Input records:
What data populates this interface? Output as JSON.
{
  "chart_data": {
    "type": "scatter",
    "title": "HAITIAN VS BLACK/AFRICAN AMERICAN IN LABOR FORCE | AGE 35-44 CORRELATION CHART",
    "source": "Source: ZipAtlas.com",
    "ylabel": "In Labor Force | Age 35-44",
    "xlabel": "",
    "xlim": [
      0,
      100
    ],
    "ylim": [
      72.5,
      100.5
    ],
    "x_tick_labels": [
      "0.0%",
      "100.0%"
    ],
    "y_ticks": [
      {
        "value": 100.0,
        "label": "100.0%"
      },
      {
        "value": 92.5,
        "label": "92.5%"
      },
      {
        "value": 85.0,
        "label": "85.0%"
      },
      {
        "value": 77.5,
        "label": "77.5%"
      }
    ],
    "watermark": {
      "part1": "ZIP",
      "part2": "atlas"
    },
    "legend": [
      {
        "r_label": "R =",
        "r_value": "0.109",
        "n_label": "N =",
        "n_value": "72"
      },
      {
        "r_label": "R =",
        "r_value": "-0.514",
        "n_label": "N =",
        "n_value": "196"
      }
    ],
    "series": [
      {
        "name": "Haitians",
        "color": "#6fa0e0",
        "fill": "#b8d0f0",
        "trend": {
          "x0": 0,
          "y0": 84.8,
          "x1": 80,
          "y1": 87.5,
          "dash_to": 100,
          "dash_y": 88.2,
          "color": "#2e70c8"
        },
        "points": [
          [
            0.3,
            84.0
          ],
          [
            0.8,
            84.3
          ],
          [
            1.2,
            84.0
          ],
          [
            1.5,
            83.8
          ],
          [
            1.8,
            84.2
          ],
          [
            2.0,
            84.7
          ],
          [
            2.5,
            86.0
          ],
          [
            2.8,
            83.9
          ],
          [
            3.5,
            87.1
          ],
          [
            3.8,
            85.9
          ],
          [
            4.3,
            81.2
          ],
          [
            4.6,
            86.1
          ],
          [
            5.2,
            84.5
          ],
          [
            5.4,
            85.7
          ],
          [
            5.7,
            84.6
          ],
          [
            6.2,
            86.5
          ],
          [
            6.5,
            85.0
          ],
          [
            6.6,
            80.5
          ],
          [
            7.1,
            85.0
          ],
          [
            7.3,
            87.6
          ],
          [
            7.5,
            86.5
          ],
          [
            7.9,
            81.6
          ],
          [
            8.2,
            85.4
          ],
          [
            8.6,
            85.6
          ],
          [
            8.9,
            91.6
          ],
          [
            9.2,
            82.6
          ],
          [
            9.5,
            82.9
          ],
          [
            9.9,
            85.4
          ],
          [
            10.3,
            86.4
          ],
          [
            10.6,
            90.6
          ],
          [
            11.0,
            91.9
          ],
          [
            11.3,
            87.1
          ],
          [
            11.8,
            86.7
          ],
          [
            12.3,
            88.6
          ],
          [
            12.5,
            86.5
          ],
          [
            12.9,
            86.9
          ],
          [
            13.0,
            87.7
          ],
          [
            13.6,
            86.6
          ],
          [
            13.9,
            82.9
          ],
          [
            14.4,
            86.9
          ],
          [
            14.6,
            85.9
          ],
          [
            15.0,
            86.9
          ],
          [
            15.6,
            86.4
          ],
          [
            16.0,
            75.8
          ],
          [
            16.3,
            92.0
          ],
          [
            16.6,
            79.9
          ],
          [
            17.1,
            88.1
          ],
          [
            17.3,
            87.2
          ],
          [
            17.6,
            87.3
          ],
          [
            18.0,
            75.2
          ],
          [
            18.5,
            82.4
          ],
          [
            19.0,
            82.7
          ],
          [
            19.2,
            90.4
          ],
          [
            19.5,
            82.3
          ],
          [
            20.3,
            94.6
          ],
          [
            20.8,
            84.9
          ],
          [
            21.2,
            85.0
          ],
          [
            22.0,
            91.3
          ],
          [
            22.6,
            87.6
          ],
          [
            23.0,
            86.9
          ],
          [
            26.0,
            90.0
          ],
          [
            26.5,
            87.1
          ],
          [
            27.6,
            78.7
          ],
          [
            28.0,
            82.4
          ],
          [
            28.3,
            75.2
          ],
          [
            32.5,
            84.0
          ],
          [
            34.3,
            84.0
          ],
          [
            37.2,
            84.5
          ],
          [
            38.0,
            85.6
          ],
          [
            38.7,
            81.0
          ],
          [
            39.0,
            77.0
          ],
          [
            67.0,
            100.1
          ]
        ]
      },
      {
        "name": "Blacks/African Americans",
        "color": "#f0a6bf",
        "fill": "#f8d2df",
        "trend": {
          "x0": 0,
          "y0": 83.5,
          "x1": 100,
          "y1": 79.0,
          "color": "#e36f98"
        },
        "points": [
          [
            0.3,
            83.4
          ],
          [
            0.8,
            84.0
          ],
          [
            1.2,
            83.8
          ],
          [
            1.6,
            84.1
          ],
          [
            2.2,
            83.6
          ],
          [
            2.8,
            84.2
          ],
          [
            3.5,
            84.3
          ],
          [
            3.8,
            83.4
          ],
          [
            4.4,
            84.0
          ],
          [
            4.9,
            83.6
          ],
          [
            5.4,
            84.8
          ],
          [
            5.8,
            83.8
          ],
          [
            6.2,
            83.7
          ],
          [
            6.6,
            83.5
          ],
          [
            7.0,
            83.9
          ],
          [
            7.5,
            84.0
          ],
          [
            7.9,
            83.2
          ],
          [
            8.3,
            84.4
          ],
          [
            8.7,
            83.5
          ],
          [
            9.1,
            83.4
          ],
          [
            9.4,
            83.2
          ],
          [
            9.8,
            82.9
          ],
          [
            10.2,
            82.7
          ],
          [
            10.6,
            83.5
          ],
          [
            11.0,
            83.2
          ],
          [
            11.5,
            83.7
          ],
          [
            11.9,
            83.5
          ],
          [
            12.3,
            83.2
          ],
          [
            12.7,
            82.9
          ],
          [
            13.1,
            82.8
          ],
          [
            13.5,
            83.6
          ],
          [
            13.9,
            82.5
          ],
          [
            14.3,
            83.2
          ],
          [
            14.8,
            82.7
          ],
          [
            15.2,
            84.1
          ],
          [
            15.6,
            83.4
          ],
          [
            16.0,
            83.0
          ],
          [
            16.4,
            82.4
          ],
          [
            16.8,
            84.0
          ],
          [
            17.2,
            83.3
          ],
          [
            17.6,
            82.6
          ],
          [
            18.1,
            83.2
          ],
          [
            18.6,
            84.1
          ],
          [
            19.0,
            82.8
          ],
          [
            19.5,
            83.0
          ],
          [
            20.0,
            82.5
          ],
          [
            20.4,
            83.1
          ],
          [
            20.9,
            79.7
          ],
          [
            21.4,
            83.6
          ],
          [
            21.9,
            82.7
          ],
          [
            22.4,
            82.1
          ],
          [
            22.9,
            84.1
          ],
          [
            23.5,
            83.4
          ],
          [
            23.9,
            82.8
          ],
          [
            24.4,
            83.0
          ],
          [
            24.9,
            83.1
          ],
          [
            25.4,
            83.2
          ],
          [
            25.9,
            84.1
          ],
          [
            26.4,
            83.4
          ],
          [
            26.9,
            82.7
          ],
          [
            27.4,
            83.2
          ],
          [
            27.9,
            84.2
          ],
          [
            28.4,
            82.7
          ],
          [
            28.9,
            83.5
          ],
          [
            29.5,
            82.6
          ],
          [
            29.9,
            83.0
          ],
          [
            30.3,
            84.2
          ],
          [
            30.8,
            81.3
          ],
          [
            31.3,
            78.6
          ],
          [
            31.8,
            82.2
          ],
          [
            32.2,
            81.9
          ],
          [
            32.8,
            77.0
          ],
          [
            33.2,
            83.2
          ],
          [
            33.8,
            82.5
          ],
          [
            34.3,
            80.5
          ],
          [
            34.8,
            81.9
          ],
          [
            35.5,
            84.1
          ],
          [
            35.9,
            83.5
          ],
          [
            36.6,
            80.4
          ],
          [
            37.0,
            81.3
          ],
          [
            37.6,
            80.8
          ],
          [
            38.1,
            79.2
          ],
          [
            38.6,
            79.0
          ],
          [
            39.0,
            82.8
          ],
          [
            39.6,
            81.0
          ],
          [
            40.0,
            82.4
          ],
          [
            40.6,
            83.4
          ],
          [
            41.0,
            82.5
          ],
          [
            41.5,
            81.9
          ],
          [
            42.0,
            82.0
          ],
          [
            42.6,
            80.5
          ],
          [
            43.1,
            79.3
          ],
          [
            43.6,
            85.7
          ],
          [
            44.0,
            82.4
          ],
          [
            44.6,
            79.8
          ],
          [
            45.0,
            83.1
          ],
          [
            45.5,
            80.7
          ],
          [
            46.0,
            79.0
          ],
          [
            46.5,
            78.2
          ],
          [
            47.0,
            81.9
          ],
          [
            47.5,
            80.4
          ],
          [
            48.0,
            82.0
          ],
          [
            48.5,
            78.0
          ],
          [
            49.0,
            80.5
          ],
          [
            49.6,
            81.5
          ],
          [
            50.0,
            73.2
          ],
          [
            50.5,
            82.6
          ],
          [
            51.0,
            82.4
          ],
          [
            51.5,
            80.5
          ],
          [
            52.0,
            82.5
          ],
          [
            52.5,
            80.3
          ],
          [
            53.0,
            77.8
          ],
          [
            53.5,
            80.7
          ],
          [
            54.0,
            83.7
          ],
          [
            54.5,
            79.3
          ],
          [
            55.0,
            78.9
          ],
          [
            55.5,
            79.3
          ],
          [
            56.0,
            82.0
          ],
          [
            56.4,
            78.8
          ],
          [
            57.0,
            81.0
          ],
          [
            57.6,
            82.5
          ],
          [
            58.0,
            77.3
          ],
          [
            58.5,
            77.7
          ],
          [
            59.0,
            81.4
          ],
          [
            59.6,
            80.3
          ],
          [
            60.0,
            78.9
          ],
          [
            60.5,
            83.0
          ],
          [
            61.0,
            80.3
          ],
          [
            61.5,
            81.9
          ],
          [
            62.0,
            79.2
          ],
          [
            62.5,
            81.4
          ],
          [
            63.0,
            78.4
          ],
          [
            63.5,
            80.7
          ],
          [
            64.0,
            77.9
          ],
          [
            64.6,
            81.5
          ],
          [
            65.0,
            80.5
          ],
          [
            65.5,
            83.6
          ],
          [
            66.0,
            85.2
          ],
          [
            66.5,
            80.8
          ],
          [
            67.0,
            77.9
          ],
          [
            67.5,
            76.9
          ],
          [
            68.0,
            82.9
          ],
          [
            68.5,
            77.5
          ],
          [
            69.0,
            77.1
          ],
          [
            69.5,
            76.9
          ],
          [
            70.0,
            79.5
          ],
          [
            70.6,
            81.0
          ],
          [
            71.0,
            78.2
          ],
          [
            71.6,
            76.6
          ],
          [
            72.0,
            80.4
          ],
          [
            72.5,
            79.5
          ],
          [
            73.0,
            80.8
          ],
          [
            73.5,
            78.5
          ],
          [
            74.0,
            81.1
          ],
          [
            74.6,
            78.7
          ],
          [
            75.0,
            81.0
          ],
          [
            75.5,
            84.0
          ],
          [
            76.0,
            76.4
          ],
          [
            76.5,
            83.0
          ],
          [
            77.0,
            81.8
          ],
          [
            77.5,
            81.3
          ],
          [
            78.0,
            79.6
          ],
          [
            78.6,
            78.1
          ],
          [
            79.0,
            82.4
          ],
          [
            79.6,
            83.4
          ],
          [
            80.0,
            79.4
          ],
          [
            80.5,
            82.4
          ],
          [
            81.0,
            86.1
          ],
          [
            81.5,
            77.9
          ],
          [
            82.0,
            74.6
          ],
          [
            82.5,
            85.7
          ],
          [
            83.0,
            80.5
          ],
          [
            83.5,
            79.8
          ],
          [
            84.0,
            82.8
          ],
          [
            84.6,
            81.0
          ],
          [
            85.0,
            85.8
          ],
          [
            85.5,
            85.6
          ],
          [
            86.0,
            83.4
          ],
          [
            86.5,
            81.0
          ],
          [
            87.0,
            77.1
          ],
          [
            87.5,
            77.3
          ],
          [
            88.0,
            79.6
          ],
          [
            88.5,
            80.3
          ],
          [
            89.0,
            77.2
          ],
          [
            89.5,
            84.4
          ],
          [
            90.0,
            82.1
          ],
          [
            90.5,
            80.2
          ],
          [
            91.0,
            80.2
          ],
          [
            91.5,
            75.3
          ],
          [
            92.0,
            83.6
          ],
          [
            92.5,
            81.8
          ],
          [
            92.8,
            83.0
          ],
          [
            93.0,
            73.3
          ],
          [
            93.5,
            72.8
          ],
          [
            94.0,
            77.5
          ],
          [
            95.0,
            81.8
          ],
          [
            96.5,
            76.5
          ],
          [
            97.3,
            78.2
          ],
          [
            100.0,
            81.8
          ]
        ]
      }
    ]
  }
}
...
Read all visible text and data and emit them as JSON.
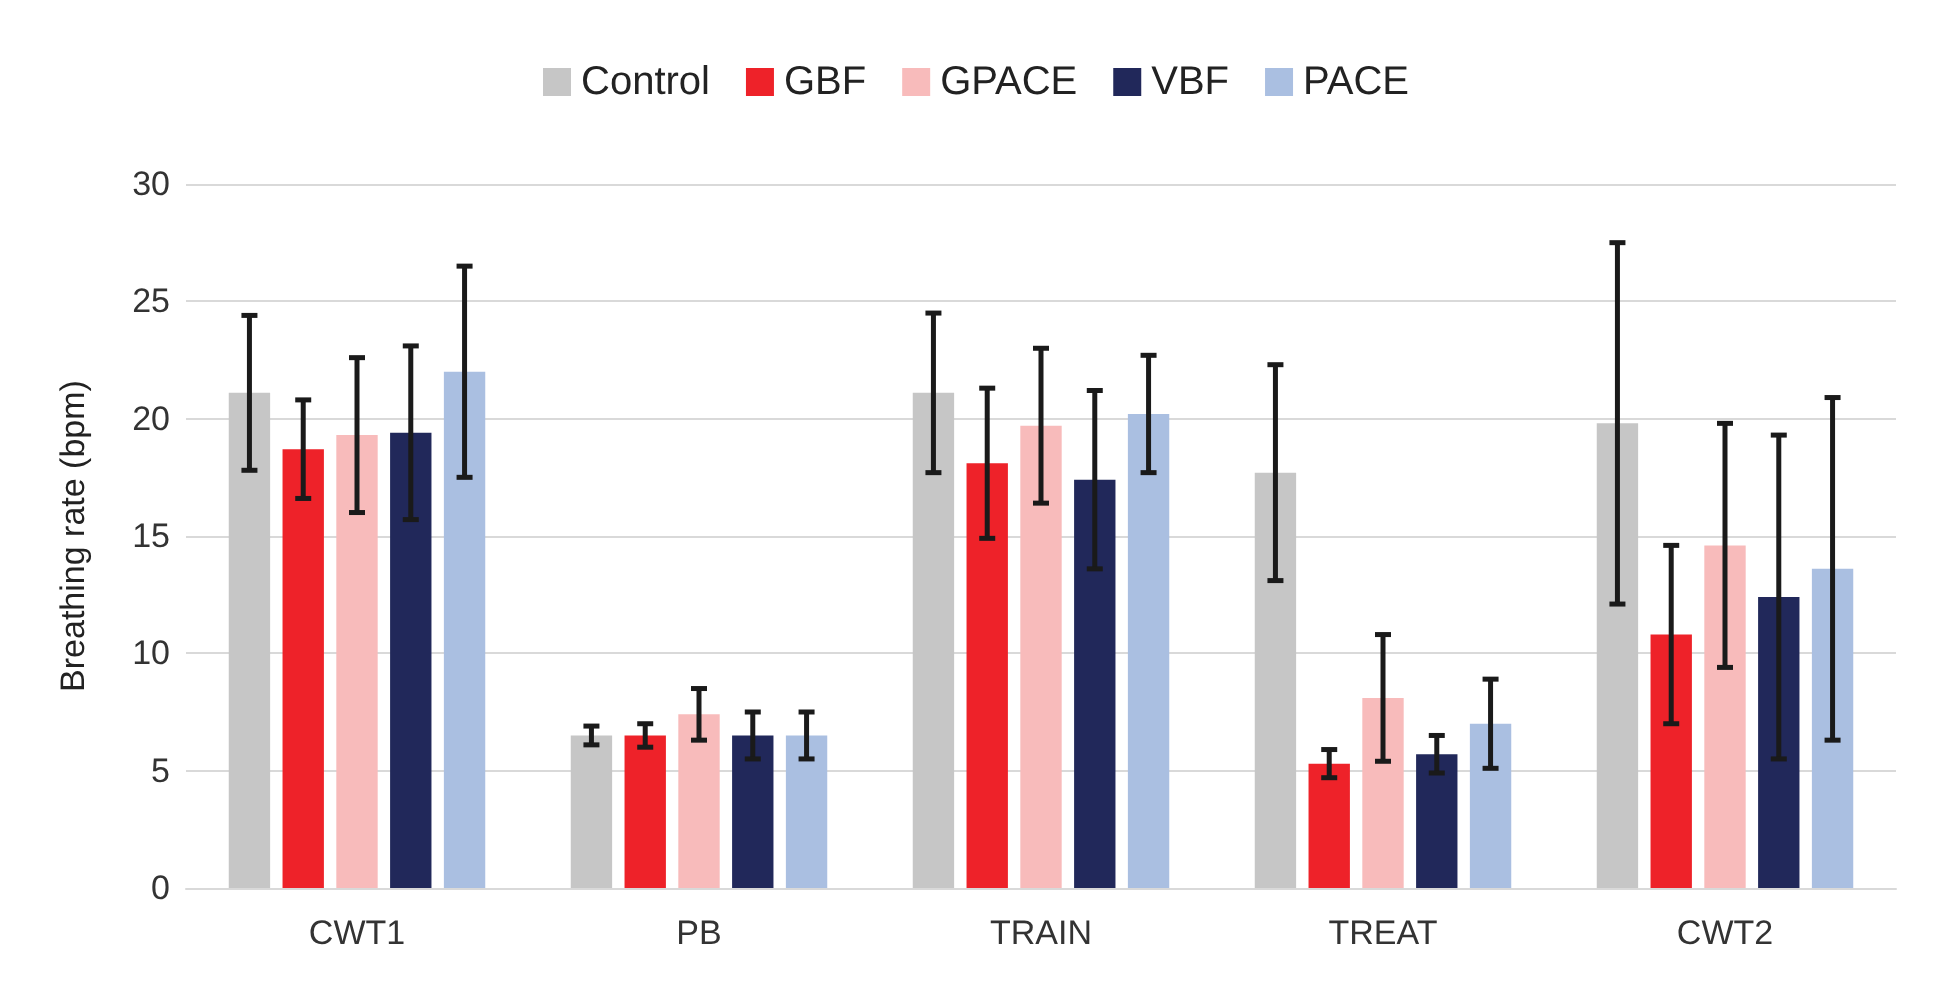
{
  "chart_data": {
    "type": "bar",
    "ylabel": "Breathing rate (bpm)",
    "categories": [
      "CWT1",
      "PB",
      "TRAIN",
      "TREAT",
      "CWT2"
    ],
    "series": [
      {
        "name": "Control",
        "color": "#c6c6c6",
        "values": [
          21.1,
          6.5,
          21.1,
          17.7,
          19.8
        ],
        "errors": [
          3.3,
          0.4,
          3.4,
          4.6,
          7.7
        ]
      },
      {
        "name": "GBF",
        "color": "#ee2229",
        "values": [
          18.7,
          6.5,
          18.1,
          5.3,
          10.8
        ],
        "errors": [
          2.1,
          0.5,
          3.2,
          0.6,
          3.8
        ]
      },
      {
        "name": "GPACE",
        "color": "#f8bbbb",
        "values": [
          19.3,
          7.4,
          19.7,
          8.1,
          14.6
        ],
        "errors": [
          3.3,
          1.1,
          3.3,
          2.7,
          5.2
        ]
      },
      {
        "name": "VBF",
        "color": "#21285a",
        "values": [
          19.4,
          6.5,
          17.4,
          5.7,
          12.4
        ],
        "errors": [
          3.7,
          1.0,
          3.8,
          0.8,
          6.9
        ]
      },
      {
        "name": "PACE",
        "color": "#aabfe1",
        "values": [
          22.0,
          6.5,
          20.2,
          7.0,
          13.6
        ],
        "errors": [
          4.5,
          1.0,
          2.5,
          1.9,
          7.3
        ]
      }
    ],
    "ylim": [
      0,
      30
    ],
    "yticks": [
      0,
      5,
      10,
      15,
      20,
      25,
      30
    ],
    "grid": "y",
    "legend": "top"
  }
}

Problem statement: Look through the data above. Each line containing the word "JSON" needs to be copied.

Response below:
What data populates this interface? Output as JSON.
Read all visible text and data and emit them as JSON.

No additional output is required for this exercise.